Each line that contains the string "ylabel" counts once; report how many such lines appear in the data, as a number only.

<<<<

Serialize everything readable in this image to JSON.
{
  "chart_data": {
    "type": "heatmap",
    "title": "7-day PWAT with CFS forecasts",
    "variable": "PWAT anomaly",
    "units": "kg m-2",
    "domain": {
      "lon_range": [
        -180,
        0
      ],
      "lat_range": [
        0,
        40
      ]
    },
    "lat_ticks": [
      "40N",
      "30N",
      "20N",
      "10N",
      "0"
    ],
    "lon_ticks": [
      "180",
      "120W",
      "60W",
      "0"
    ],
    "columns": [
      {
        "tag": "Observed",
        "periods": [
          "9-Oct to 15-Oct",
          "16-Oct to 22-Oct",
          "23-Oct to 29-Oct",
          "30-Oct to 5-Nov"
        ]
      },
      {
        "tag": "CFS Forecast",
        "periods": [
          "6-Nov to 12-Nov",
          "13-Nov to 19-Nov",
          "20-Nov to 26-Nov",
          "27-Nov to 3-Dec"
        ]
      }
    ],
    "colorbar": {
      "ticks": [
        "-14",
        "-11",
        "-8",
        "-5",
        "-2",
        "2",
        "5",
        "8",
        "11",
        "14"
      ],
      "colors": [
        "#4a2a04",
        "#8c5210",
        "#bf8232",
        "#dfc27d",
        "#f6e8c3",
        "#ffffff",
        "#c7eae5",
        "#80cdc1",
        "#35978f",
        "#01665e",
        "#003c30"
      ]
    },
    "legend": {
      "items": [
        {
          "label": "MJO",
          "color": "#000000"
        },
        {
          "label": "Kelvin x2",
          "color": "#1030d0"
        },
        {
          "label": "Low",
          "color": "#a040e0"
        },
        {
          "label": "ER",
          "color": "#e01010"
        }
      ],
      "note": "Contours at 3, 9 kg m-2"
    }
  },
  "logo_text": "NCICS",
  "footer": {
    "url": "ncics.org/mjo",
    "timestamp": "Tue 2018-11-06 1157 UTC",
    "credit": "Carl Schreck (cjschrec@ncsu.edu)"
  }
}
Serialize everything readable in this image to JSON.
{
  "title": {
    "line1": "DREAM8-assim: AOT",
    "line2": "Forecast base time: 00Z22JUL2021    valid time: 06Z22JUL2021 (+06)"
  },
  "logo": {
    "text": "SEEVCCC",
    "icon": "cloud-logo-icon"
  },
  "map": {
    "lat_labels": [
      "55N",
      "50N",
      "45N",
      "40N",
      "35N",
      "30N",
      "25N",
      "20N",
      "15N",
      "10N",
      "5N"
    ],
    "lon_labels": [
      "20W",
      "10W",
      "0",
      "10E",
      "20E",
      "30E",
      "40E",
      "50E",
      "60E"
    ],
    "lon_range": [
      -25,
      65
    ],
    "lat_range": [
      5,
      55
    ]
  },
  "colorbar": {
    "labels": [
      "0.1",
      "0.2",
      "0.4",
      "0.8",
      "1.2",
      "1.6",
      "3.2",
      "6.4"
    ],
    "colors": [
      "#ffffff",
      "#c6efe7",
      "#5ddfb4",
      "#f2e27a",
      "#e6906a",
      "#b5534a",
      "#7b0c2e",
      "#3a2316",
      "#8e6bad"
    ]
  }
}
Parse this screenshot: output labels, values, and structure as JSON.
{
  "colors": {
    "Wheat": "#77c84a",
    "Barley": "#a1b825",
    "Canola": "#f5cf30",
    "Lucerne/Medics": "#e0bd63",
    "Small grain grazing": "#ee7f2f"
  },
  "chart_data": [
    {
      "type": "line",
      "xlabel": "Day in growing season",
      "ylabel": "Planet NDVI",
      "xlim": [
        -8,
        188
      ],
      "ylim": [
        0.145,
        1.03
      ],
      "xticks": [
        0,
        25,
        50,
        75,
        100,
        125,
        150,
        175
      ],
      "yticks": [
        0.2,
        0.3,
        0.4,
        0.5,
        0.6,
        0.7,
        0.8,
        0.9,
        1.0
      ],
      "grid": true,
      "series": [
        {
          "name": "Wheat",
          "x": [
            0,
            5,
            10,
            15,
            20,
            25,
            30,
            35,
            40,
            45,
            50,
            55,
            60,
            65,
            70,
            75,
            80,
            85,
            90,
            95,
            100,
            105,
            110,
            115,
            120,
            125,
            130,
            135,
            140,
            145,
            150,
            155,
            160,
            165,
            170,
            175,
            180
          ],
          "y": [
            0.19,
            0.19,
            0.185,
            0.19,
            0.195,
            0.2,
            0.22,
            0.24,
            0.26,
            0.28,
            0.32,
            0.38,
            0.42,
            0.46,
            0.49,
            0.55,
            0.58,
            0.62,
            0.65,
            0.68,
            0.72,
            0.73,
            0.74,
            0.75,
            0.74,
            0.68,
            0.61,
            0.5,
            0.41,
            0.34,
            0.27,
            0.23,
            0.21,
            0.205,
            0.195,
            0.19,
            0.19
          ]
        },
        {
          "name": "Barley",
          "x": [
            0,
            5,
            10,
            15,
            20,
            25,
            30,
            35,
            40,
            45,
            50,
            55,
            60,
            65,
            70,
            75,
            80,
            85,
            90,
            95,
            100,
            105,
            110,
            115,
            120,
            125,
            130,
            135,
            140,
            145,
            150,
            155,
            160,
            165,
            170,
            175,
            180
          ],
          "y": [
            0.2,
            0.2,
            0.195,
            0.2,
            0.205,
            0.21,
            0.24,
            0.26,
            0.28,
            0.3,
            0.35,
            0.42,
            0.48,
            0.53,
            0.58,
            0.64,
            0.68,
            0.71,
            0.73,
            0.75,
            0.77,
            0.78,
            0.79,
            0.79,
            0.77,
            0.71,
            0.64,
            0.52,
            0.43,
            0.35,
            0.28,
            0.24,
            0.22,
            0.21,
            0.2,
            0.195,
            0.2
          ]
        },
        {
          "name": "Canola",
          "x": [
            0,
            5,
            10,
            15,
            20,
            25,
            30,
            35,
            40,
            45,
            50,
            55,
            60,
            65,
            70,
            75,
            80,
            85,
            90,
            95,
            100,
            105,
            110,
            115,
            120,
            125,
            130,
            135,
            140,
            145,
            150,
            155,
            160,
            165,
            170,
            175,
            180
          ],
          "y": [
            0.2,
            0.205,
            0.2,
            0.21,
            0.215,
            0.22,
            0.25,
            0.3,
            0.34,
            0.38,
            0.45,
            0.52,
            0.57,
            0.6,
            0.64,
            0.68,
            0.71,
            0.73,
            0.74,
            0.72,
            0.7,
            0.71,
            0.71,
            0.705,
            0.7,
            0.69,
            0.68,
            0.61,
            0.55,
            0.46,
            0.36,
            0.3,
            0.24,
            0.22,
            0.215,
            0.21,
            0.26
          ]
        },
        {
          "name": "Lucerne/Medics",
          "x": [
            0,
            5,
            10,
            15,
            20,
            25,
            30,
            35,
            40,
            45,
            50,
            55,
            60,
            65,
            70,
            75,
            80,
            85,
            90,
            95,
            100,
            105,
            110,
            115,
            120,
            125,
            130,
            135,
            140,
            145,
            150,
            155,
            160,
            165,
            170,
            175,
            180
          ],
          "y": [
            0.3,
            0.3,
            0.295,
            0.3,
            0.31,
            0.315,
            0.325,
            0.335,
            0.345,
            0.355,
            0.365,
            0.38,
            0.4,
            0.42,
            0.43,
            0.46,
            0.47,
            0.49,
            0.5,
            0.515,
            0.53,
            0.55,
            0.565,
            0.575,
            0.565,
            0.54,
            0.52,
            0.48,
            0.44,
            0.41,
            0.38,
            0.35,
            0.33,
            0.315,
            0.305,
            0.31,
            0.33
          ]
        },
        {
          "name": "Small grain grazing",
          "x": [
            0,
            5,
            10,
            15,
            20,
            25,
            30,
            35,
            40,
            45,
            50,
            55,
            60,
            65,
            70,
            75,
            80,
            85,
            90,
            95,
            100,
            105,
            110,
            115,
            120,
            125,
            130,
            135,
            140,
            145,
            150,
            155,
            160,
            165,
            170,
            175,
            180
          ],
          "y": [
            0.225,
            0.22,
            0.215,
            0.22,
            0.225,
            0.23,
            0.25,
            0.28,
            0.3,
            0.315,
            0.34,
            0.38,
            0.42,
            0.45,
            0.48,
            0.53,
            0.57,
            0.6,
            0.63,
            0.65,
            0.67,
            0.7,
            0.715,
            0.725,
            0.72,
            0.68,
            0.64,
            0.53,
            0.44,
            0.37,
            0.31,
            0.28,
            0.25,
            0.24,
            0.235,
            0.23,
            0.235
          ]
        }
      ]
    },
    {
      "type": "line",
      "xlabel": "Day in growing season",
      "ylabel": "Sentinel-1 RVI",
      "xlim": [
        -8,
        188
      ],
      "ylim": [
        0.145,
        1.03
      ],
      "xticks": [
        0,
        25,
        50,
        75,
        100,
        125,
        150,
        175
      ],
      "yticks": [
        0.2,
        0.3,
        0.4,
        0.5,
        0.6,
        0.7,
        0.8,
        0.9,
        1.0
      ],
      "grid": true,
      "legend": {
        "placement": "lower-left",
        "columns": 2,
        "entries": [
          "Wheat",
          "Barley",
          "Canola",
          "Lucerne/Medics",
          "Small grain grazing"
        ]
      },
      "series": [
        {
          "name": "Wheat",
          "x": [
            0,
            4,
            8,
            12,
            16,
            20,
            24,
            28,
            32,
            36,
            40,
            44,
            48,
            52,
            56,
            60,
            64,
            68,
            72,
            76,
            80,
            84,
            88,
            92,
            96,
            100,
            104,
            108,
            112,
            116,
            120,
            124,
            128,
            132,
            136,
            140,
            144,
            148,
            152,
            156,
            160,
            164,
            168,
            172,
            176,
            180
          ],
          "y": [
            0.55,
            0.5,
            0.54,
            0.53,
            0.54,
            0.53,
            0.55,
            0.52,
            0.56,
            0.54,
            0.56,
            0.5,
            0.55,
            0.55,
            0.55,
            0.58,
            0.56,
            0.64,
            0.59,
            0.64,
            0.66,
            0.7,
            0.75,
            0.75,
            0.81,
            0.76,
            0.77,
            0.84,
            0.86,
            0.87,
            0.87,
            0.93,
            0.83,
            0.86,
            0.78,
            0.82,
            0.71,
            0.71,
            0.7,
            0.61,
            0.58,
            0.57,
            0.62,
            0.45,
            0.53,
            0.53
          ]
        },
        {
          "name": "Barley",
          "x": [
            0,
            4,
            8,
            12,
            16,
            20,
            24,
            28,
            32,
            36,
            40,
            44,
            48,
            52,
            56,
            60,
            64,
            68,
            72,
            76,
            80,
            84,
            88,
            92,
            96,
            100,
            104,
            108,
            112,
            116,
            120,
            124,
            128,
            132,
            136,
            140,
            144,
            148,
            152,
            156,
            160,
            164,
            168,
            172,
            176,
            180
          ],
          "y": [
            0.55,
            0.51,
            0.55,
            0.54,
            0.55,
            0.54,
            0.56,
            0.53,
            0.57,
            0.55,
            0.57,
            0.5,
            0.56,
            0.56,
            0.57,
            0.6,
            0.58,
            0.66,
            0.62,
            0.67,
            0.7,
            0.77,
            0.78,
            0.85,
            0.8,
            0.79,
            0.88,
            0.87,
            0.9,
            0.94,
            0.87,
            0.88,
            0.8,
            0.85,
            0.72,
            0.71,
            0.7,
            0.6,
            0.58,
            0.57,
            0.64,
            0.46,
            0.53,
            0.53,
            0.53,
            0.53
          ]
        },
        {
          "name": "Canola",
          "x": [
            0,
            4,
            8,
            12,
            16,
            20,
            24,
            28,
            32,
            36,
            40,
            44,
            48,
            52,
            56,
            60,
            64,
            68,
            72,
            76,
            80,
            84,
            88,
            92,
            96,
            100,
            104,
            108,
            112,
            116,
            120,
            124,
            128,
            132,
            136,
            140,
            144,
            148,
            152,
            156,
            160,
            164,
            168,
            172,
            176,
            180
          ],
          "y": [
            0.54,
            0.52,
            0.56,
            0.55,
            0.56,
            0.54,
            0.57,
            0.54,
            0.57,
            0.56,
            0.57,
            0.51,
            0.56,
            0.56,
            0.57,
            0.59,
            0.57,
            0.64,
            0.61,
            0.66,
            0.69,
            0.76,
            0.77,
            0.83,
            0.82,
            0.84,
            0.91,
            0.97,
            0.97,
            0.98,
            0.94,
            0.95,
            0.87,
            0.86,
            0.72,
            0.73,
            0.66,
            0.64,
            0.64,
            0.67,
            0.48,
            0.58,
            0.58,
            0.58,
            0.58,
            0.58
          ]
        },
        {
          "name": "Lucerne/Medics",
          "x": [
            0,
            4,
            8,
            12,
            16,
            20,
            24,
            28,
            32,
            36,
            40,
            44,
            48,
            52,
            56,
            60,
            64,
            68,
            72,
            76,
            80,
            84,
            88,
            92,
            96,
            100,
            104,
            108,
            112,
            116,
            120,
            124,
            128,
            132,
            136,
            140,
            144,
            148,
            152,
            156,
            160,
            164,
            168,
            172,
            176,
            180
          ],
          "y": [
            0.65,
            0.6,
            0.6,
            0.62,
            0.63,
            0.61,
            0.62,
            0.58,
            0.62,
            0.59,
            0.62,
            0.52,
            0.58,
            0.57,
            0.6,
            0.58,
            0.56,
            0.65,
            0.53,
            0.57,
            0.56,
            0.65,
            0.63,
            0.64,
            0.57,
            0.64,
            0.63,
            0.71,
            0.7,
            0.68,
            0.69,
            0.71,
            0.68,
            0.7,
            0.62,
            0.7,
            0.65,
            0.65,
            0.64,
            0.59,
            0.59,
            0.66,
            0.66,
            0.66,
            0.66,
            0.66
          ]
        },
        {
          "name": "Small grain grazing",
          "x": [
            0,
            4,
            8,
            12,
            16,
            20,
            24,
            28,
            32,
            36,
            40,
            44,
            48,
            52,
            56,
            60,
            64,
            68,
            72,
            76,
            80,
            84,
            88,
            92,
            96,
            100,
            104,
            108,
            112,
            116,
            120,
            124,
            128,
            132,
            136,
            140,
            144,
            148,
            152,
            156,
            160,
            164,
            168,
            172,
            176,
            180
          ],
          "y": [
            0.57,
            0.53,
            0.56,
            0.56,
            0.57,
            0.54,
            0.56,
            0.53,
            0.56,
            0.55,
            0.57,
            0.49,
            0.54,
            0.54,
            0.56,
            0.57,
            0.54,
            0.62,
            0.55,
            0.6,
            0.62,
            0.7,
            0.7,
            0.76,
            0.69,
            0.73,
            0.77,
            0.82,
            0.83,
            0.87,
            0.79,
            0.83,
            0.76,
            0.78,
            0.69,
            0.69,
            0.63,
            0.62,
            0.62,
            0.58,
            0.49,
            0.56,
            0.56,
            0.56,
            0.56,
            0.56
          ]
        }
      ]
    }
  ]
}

>>>>

▸ Complete output: 2